When I saw it on Hotpads.com, I couldn’t believe it. I knew it was a gamble trying to find something in Atlantic Beach, Florida. But sure enough, there it was. On the higher range of the budget my best friend Alyssa and I agreed was appropriate for two college kids, but within our budget none-the-less. It was a lone listing, nothing around it on the map of places I was searching frantically in after God dealt me a hand in Orlando that I almost couldn’t handle. I drove two hours north to see if it was real, to look at the inside to make sure I wasn’t dreaming. It was a beautiful little town home, tucked in about two miles north from the main drag in a community filled with mostly retirees and new families. The community property itself sat right on the ocean. I was stunned. It was as if He knew I would need a place to pace, to wrap my head around the unwelcome and unbidden storm that chased me there.

I don’t know if you’ve ever seen it, but Atlantic Beach comes second only to the incomparable Paris in my book. It’s lush, loamy and green beyond the cool of the sand dunes and the immense stretch of ocean. But beyond that, there’s a deep richness abiding steadily there beneath the beat of the waves. This timeless quality of the atmosphere filled my journals and jarred me with creativity. I would go to sleep at night with my windows open, listening to the roar of the waves and breathing in the remnants of a nearby cookout mixed with the Jasmine vines in full bloom.

This house quickly became my home. The kind of home feeling that sticks to your ribs. It became that for a lot of 20-somethings around the area; given that I had recently discovered a long-dormant love for cooking, we could always be counted upon for a day at the beach, dinner and a midnight hang out around a fire pit in the back with laughter, wine and S’mores abounding. I wasn’t blind to the romance in it. There is no other way I would have preferred spending my mid-twenties. It was those nights that I felt, in full, the vitality of my youth pounding in my veins.

After three years, though, we had to move. God moved us both onward, closer to the seminary, closer to work. I obeyed with a burdened heart. So burdened that Alyssa, myself, and our friends would frequent the private beach access up there long after we left as if it wasn’t over. Savoring the memories. Like it was still ours.

It was. Until that one morning I decided to take my dog down to the beach for a walk, and the private beach access gate was closed and boasting a shiny, new lock system with a combination one couldn’t begin to take a guess at. It ended there. It had ended in a flash, like a brilliant shooting star that had broken the gluey darkness with monumental, momentary glory. I stood there, watching the ocean on the other side, surrounded in darkness once more.

I turned then, loaded Stella back in the car, and made the long drive back to the apartment.
◇ ◇ ◇ ◇
**Written exercise A:**
Rewrite the Atlantic Beach passage from "After three years, though, we" to "was still ours.", swapping "seminary" for "university".

**Data in this exercise:**
◇ ◇ ◇ ◇
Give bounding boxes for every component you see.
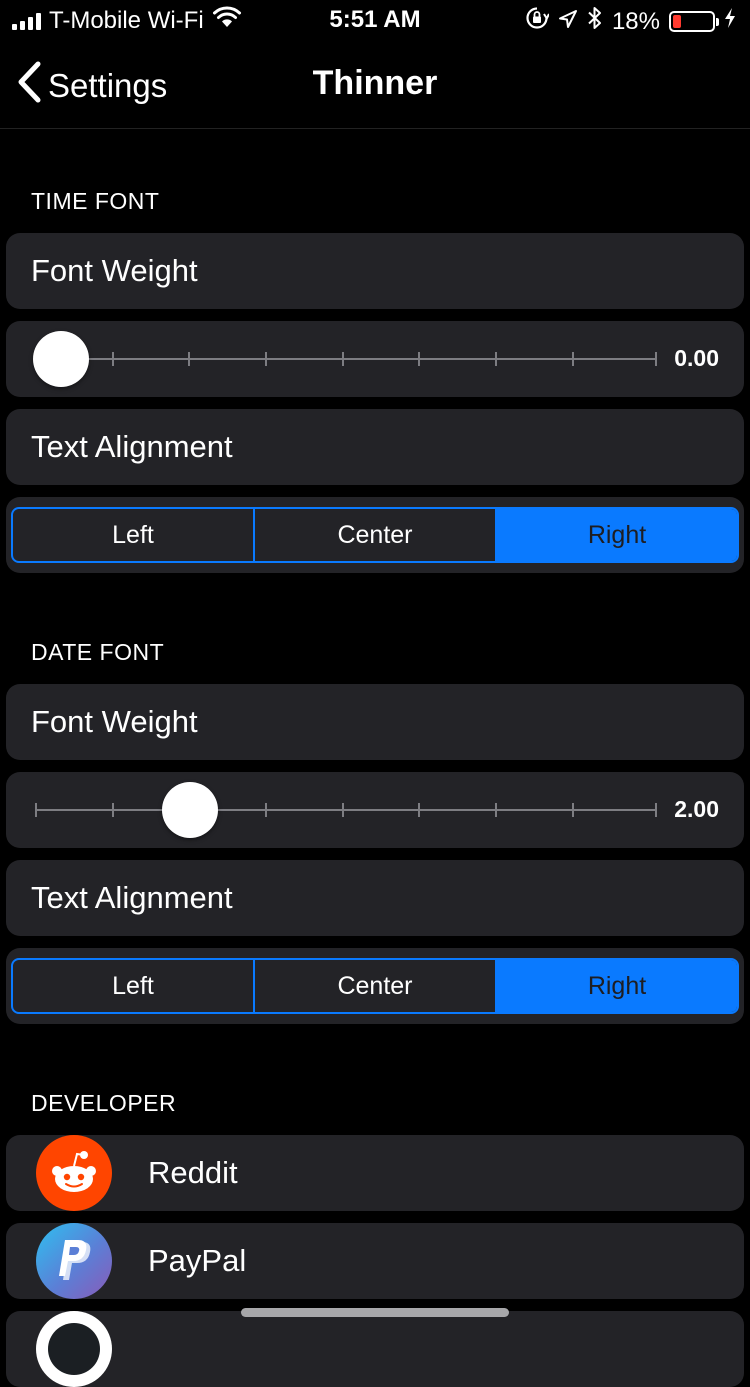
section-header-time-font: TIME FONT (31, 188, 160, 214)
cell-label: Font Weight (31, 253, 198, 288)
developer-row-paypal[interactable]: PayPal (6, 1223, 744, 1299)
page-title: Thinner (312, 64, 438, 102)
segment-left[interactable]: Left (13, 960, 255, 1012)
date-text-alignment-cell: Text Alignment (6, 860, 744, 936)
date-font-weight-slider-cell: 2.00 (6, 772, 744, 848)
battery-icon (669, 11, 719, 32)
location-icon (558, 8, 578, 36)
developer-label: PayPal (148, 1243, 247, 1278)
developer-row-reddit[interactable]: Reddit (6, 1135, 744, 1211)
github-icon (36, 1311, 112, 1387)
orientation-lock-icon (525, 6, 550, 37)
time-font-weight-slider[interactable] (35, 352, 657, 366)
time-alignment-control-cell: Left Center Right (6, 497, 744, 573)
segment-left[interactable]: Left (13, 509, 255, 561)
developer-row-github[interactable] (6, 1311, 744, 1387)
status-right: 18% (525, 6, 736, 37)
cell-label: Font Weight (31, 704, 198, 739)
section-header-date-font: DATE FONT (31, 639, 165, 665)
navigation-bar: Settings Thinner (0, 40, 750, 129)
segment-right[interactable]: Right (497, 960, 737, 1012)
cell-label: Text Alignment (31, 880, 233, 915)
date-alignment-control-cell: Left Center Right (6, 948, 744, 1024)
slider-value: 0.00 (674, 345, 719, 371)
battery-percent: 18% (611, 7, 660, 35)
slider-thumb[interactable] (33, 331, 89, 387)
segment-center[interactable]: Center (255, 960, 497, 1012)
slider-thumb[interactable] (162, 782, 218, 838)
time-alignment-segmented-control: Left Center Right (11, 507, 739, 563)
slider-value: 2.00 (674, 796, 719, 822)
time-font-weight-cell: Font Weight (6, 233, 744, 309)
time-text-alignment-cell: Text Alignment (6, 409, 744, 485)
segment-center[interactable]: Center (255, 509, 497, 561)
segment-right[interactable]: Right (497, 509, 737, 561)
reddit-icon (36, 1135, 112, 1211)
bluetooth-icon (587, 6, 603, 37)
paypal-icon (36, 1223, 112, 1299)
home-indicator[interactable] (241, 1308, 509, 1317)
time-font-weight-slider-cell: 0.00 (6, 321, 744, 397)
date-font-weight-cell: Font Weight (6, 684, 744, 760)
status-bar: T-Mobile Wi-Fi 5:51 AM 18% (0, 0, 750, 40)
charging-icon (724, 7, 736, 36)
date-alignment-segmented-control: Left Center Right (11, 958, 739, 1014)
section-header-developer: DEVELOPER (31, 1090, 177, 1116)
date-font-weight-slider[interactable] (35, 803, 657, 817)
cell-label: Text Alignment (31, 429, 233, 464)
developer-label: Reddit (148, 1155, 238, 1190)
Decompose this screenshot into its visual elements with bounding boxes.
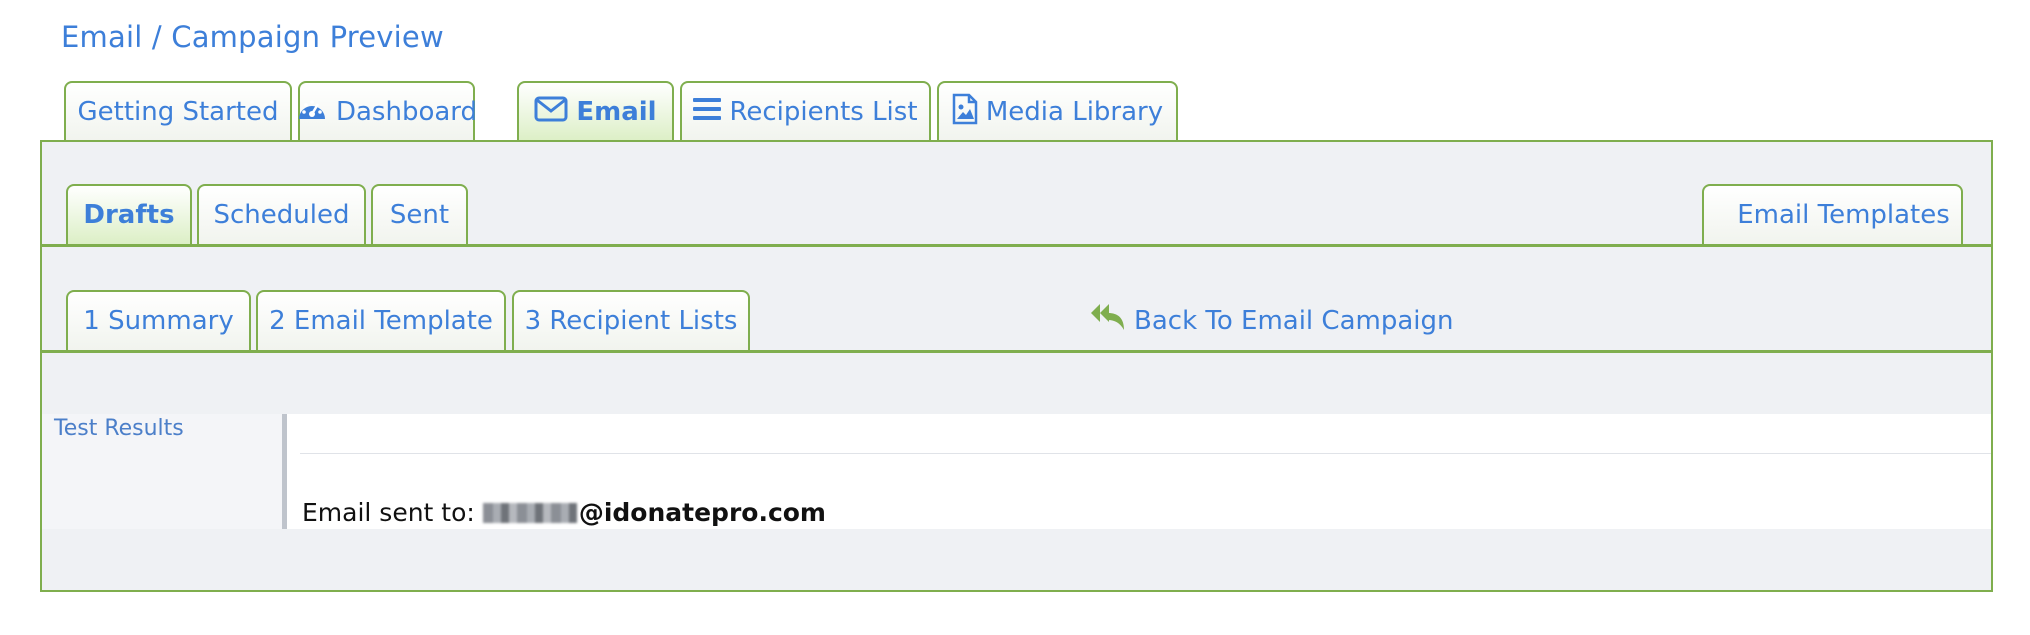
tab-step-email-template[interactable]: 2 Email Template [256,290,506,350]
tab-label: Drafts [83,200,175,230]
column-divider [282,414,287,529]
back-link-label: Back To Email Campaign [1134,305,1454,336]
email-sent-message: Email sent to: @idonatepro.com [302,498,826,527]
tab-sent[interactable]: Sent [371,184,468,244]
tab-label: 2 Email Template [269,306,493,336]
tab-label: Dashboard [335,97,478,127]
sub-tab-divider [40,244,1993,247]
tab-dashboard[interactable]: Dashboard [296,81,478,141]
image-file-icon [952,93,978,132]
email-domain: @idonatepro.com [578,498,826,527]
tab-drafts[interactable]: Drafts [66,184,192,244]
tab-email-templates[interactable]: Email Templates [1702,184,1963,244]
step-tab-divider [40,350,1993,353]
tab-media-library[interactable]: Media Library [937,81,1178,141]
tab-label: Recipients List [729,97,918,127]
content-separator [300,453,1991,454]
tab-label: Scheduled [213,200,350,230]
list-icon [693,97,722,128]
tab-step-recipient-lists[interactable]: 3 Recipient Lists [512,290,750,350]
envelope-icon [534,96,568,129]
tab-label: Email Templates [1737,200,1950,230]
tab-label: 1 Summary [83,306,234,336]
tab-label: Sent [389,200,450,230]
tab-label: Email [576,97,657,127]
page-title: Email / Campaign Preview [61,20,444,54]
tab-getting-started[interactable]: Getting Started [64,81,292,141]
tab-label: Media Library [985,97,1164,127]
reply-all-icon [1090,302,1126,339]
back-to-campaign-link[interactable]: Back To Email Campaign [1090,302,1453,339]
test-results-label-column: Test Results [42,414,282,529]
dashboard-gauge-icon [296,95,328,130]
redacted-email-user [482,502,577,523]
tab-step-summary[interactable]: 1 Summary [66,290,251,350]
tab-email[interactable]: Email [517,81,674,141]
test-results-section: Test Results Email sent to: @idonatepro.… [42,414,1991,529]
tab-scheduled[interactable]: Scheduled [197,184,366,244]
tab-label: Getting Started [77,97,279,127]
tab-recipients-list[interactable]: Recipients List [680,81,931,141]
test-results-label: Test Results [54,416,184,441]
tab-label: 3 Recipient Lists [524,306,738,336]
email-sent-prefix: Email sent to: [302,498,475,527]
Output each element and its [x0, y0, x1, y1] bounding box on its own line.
◇ ◇ ◇ ◇
**Written exercise B:**
Can you output the listing lines from the line with "section-header-time-font: TIME FONT" to the line with "segment-right[interactable]: Right (497, 960, 737, 1012)" as a Markdown table, with columns Row and Line, leaving out blank lines and giving nothing else?

**Result A:**
After three years, though, we had to move. God moved us both onward, closer to the university, closer to work. I obeyed with a burdened heart. So burdened that Alyssa, myself, and our friends would frequent the private beach access up there long after we left as if it wasn’t over. Savoring the memories. Like it was still ours.

**Result B:**
| Row | Line |
|---|---|
| 1 | section-header-time-font: TIME FONT (31, 188, 160, 214) |
| 2 | cell-label: Font Weight (31, 253, 198, 288) |
| 3 | developer-row-paypal[interactable]: PayPal (6, 1223, 744, 1299) |
| 4 | page-title: Thinner (312, 64, 438, 102) |
| 5 | segment-left[interactable]: Left (13, 960, 255, 1012) |
| 6 | date-text-alignment-cell: Text Alignment (6, 860, 744, 936) |
| 7 | date-font-weight-slider-cell: 2.00 (6, 772, 744, 848) |
| 8 | battery-icon (669, 11, 719, 32) |
| 9 | location-icon (558, 8, 578, 36) |
| 10 | developer-label: PayPal (148, 1243, 247, 1278) |
| 11 | developer-row-reddit[interactable]: Reddit (6, 1135, 744, 1211) |
| 12 | github-icon (36, 1311, 112, 1387) |
| 13 | orientation-lock-icon (525, 6, 550, 37) |
| 14 | time-font-weight-slider[interactable] (35, 352, 657, 366) |
| 15 | time-alignment-control-cell: Left Center Right (6, 497, 744, 573) |
| 16 | segment-left[interactable]: Left (13, 509, 255, 561) |
| 17 | developer-row-github[interactable] (6, 1311, 744, 1387) |
| 18 | status-right: 18% (525, 6, 736, 37) |
| 19 | cell-label: Font Weight (31, 704, 198, 739) |
| 20 | section-header-date-font: DATE FONT (31, 639, 165, 665) |
| 21 | navigation-bar: Settings Thinner (0, 40, 750, 129) |
| 22 | segment-right[interactable]: Right (497, 960, 737, 1012) |